__EXERCISE DESCRIPTION__. Write out all the lines again, precisely as they stand, but without the images.

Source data
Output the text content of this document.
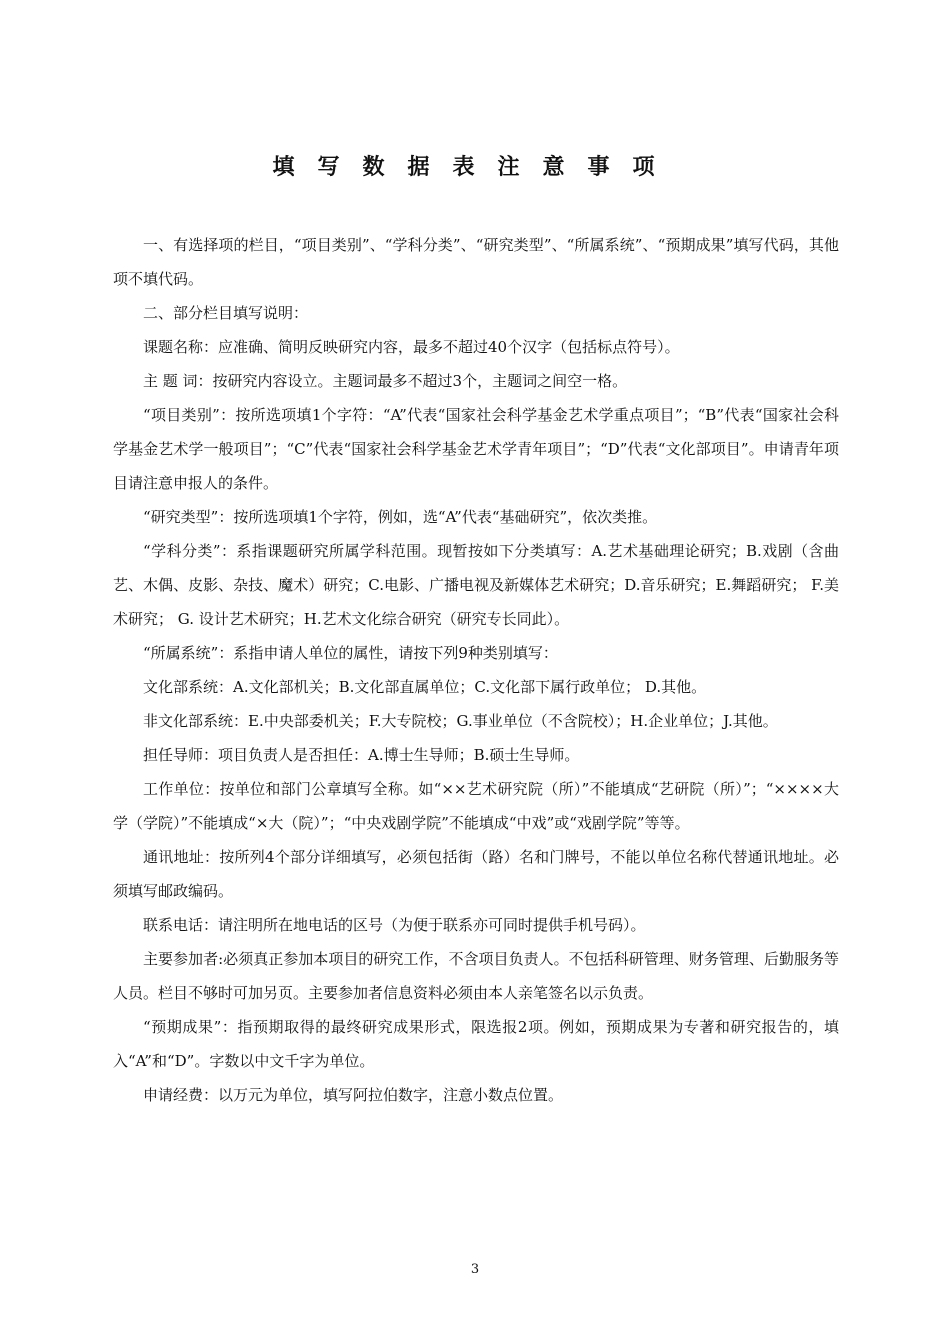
填写数据表注意事项

一、有选择项的栏目，“项目类别”、“学科分类”、“研究类型”、“所属系统”、“预期成果”填写代码，其他项不填代码。

二、部分栏目填写说明：

课题名称：应准确、简明反映研究内容，最多不超过40个汉字（包括标点符号）。

主 题 词：按研究内容设立。主题词最多不超过3个，主题词之间空一格。

“项目类别”：按所选项填1个字符：“A”代表“国家社会科学基金艺术学重点项目”；“B”代表“国家社会科学基金艺术学一般项目”；“C”代表“国家社会科学基金艺术学青年项目”；“D”代表“文化部项目”。申请青年项目请注意申报人的条件。

“研究类型”：按所选项填1个字符，例如，选“A”代表“基础研究”，依次类推。

“学科分类”：系指课题研究所属学科范围。现暂按如下分类填写：A.艺术基础理论研究；B.戏剧（含曲艺、木偶、皮影、杂技、魔术）研究；C.电影、广播电视及新媒体艺术研究；D.音乐研究；E.舞蹈研究； F.美术研究； G. 设计艺术研究；H.艺术文化综合研究（研究专长同此）。

“所属系统”：系指申请人单位的属性，请按下列9种类别填写：

文化部系统：A.文化部机关；B.文化部直属单位；C.文化部下属行政单位； D.其他。

非文化部系统：E.中央部委机关；F.大专院校；G.事业单位（不含院校）；H.企业单位；J.其他。

担任导师：项目负责人是否担任：A.博士生导师；B.硕士生导师。

工作单位：按单位和部门公章填写全称。如“××艺术研究院（所）”不能填成“艺研院（所）”；“××××大学（学院）”不能填成“×大（院）”；“中央戏剧学院”不能填成“中戏”或“戏剧学院”等等。

通讯地址：按所列4个部分详细填写，必须包括街（路）名和门牌号，不能以单位名称代替通讯地址。必须填写邮政编码。

联系电话：请注明所在地电话的区号（为便于联系亦可同时提供手机号码）。

主要参加者:必须真正参加本项目的研究工作，不含项目负责人。不包括科研管理、财务管理、后勤服务等人员。栏目不够时可加另页。主要参加者信息资料必须由本人亲笔签名以示负责。

“预期成果”：指预期取得的最终研究成果形式，限选报2项。例如，预期成果为专著和研究报告的，填入“A”和“D”。字数以中文千字为单位。

申请经费：以万元为单位，填写阿拉伯数字，注意小数点位置。

3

__RESPONSE__.
Output the text content of this document.
填写数据表注意事项

一、有选择项的栏目，“项目类别”、“学科分类”、“研究类型”、“所属系统”、“预期成果”填写代码，其他项不填代码。

二、部分栏目填写说明：

课题名称：应准确、简明反映研究内容，最多不超过40个汉字（包括标点符号）。

主 题 词：按研究内容设立。主题词最多不超过3个，主题词之间空一格。

“项目类别”：按所选项填1个字符：“A”代表“国家社会科学基金艺术学重点项目”；“B”代表“国家社会科学基金艺术学一般项目”；“C”代表“国家社会科学基金艺术学青年项目”；“D”代表“文化部项目”。申请青年项目请注意申报人的条件。

“研究类型”：按所选项填1个字符，例如，选“A”代表“基础研究”，依次类推。

“学科分类”：系指课题研究所属学科范围。现暂按如下分类填写：A.艺术基础理论研究；B.戏剧（含曲艺、木偶、皮影、杂技、魔术）研究；C.电影、广播电视及新媒体艺术研究；D.音乐研究；E.舞蹈研究； F.美术研究； G. 设计艺术研究；H.艺术文化综合研究（研究专长同此）。

“所属系统”：系指申请人单位的属性，请按下列9种类别填写：

文化部系统：A.文化部机关；B.文化部直属单位；C.文化部下属行政单位； D.其他。

非文化部系统：E.中央部委机关；F.大专院校；G.事业单位（不含院校）；H.企业单位；J.其他。

担任导师：项目负责人是否担任：A.博士生导师；B.硕士生导师。

工作单位：按单位和部门公章填写全称。如“××艺术研究院（所）”不能填成“艺研院（所）”；“××××大学（学院）”不能填成“×大（院）”；“中央戏剧学院”不能填成“中戏”或“戏剧学院”等等。

通讯地址：按所列4个部分详细填写，必须包括街（路）名和门牌号，不能以单位名称代替通讯地址。必须填写邮政编码。

联系电话：请注明所在地电话的区号（为便于联系亦可同时提供手机号码）。

主要参加者:必须真正参加本项目的研究工作，不含项目负责人。不包括科研管理、财务管理、后勤服务等人员。栏目不够时可加另页。主要参加者信息资料必须由本人亲笔签名以示负责。

“预期成果”：指预期取得的最终研究成果形式，限选报2项。例如，预期成果为专著和研究报告的，填入“A”和“D”。字数以中文千字为单位。

申请经费：以万元为单位，填写阿拉伯数字，注意小数点位置。

3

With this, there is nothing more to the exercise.